> **Task objective**:
Return each line of the records holding the string "this".

## Begin Stored records

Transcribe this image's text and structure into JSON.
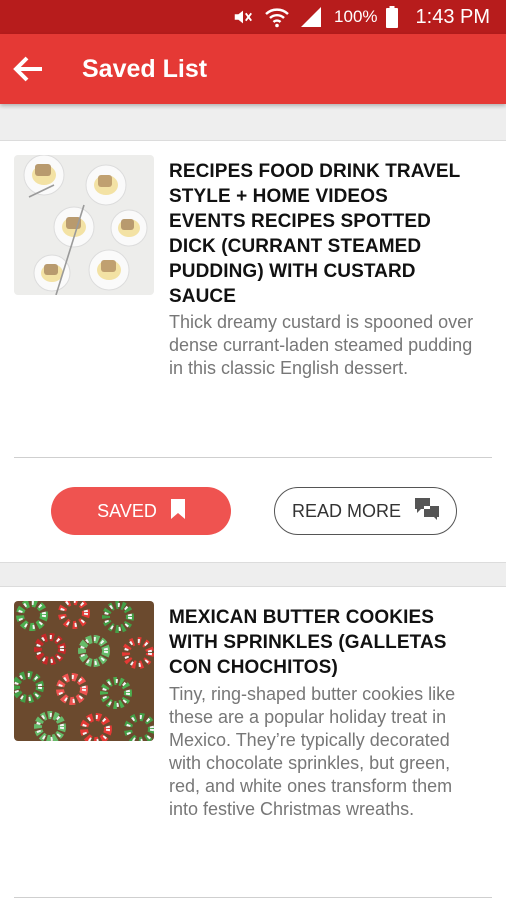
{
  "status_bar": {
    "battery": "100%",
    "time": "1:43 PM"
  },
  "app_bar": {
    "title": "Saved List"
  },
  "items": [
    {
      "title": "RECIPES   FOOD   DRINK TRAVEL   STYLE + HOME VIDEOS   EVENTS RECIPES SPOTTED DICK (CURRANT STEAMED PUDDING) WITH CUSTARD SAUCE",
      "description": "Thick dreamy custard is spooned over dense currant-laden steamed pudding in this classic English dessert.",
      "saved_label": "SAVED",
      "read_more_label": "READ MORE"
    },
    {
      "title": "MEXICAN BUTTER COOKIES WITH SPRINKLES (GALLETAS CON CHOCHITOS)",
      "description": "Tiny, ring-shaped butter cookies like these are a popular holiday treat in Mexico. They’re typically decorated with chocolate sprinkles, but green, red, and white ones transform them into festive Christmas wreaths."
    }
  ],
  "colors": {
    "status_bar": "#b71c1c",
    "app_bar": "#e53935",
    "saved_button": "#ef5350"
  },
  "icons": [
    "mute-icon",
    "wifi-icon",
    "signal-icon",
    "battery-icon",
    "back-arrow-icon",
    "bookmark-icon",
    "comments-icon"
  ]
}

## End Stored records
## Begin Stored records

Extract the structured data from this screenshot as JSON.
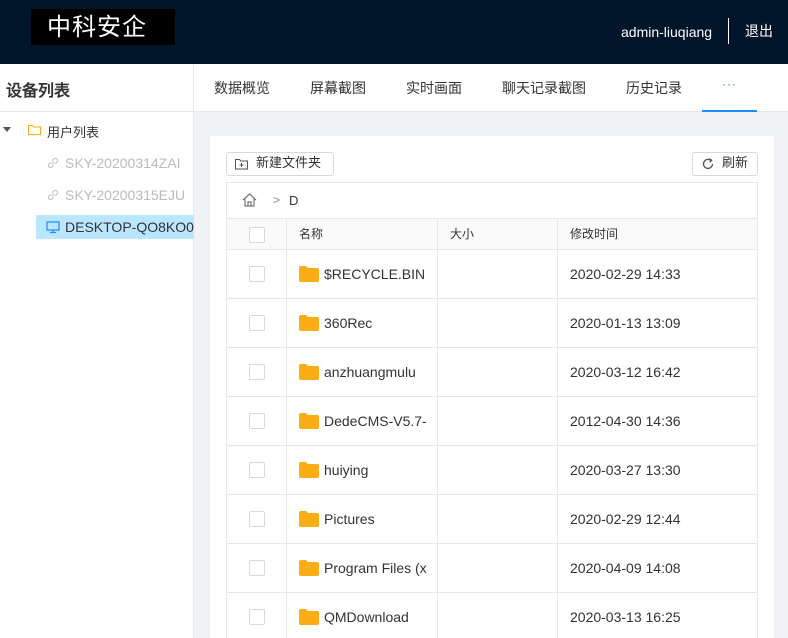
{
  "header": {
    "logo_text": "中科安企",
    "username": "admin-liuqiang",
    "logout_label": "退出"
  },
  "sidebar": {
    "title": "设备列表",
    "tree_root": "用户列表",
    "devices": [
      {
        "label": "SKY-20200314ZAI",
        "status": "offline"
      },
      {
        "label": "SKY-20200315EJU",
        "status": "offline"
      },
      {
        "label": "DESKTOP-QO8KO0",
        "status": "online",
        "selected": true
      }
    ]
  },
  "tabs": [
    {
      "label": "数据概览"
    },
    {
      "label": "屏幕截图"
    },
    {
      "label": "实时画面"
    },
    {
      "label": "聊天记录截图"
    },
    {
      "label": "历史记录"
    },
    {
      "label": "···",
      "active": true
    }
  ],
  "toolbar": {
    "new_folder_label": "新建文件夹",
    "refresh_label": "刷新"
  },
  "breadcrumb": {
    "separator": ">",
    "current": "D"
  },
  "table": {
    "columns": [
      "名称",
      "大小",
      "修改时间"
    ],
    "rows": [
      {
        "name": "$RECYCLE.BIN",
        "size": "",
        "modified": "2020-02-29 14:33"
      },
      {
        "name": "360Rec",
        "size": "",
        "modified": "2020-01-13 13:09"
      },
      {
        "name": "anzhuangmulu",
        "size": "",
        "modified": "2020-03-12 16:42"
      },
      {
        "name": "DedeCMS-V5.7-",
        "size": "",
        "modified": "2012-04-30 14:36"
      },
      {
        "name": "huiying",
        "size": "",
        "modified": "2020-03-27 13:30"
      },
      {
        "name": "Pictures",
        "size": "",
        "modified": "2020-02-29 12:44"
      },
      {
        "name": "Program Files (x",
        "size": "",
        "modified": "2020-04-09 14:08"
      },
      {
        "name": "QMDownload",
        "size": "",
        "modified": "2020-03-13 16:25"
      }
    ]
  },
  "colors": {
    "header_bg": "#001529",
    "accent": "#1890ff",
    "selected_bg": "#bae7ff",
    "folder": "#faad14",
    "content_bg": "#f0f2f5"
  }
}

## End Stored records

> **Response to the exercise**:
Transcribe this image's text and structure into JSON.
      "description": "Thick dreamy custard is spooned over dense currant-laden steamed pudding in this classic English dessert.",
Extract the structured data from this screenshot as JSON.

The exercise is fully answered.